Given problem:
Write out the records below word for word, please.

Records for this exercise:

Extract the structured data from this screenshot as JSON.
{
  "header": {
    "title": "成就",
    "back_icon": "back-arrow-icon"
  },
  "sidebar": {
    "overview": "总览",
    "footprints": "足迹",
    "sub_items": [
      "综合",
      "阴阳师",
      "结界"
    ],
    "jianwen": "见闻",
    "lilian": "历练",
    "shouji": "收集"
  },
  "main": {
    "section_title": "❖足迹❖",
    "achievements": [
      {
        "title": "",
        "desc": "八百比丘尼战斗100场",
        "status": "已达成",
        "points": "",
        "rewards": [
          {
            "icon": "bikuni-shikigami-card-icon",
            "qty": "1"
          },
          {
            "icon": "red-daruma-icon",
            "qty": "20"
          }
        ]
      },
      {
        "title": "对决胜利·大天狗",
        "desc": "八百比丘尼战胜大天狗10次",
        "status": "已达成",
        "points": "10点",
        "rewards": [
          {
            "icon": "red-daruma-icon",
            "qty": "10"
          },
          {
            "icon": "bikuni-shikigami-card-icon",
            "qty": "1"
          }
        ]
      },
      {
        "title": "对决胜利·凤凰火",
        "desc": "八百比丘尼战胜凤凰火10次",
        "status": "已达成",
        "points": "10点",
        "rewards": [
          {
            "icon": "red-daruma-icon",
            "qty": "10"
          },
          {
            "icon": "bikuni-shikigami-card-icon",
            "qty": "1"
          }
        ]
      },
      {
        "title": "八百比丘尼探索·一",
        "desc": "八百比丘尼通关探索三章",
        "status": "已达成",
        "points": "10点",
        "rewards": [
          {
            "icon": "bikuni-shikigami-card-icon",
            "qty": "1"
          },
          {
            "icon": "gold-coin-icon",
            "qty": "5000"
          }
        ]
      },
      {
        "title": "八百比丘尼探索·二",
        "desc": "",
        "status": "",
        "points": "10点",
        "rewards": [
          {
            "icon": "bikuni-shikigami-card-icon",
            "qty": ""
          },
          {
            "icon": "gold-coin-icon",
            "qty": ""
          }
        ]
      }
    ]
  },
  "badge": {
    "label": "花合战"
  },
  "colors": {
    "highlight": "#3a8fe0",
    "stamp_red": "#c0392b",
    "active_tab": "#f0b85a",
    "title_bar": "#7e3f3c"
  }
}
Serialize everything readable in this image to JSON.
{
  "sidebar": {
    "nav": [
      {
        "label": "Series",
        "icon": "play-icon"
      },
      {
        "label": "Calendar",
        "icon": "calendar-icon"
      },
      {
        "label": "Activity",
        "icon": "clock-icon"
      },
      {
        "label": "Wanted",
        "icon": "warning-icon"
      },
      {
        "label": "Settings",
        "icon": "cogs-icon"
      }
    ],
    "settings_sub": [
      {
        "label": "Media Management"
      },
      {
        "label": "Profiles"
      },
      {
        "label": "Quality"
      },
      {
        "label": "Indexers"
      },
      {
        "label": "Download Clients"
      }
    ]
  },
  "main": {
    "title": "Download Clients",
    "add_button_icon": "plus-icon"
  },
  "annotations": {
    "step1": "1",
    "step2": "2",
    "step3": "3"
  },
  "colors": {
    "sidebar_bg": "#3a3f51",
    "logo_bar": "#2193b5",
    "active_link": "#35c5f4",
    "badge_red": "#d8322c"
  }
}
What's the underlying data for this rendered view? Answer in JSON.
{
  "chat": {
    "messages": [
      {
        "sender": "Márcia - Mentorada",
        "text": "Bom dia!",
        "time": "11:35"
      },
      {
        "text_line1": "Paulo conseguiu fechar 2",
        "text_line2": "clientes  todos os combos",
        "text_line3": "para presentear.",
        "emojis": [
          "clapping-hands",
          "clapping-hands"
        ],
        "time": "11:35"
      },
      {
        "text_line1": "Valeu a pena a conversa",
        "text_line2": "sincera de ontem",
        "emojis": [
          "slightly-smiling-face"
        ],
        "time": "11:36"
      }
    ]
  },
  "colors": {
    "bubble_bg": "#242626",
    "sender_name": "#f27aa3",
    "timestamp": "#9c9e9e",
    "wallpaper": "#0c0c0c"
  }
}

Solution below:
Extract the structured data from this screenshot as JSON.
{
  "header": {
    "title": "成就",
    "back_icon": "back-arrow-icon"
  },
  "sidebar": {
    "overview": "总览",
    "footprints": "足迹",
    "sub_items": [
      "综合",
      "阴阳师",
      "结界"
    ],
    "jianwen": "见闻",
    "lilian": "历练",
    "shouji": "收集"
  },
  "main": {
    "section_title": "❖足迹❖",
    "achievements": [
      {
        "title": "",
        "desc": "八百比丘尼战斗100场",
        "status": "已达成",
        "points": "",
        "rewards": [
          {
            "icon": "bikuni-shikigami-card-icon",
            "qty": "1"
          },
          {
            "icon": "red-daruma-icon",
            "qty": "20"
          }
        ]
      },
      {
        "title": "对决胜利·大天狗",
        "desc": "八百比丘尼战胜大天狗10次",
        "status": "已达成",
        "points": "10点",
        "rewards": [
          {
            "icon": "red-daruma-icon",
            "qty": "10"
          },
          {
            "icon": "bikuni-shikigami-card-icon",
            "qty": "1"
          }
        ]
      },
      {
        "title": "对决胜利·凤凰火",
        "desc": "八百比丘尼战胜凤凰火10次",
        "status": "已达成",
        "points": "10点",
        "rewards": [
          {
            "icon": "red-daruma-icon",
            "qty": "10"
          },
          {
            "icon": "bikuni-shikigami-card-icon",
            "qty": "1"
          }
        ]
      },
      {
        "title": "八百比丘尼探索·一",
        "desc": "八百比丘尼通关探索三章",
        "status": "已达成",
        "points": "10点",
        "rewards": [
          {
            "icon": "bikuni-shikigami-card-icon",
            "qty": "1"
          },
          {
            "icon": "gold-coin-icon",
            "qty": "5000"
          }
        ]
      },
      {
        "title": "八百比丘尼探索·二",
        "desc": "",
        "status": "",
        "points": "10点",
        "rewards": [
          {
            "icon": "bikuni-shikigami-card-icon",
            "qty": ""
          },
          {
            "icon": "gold-coin-icon",
            "qty": ""
          }
        ]
      }
    ]
  },
  "badge": {
    "label": "花合战"
  },
  "colors": {
    "highlight": "#3a8fe0",
    "stamp_red": "#c0392b",
    "active_tab": "#f0b85a",
    "title_bar": "#7e3f3c"
  }
}
Serialize everything readable in this image to JSON.
{
  "sidebar": {
    "nav": [
      {
        "label": "Series",
        "icon": "play-icon"
      },
      {
        "label": "Calendar",
        "icon": "calendar-icon"
      },
      {
        "label": "Activity",
        "icon": "clock-icon"
      },
      {
        "label": "Wanted",
        "icon": "warning-icon"
      },
      {
        "label": "Settings",
        "icon": "cogs-icon"
      }
    ],
    "settings_sub": [
      {
        "label": "Media Management"
      },
      {
        "label": "Profiles"
      },
      {
        "label": "Quality"
      },
      {
        "label": "Indexers"
      },
      {
        "label": "Download Clients"
      }
    ]
  },
  "main": {
    "title": "Download Clients",
    "add_button_icon": "plus-icon"
  },
  "annotations": {
    "step1": "1",
    "step2": "2",
    "step3": "3"
  },
  "colors": {
    "sidebar_bg": "#3a3f51",
    "logo_bar": "#2193b5",
    "active_link": "#35c5f4",
    "badge_red": "#d8322c"
  }
}
What's the underlying data for this rendered view? Answer in JSON.
{
  "chat": {
    "messages": [
      {
        "sender": "Márcia - Mentorada",
        "text": "Bom dia!",
        "time": "11:35"
      },
      {
        "text_line1": "Paulo conseguiu fechar 2",
        "text_line2": "clientes  todos os combos",
        "text_line3": "para presentear.",
        "emojis": [
          "clapping-hands",
          "clapping-hands"
        ],
        "time": "11:35"
      },
      {
        "text_line1": "Valeu a pena a conversa",
        "text_line2": "sincera de ontem",
        "emojis": [
          "slightly-smiling-face"
        ],
        "time": "11:36"
      }
    ]
  },
  "colors": {
    "bubble_bg": "#242626",
    "sender_name": "#f27aa3",
    "timestamp": "#9c9e9e",
    "wallpaper": "#0c0c0c"
  }
}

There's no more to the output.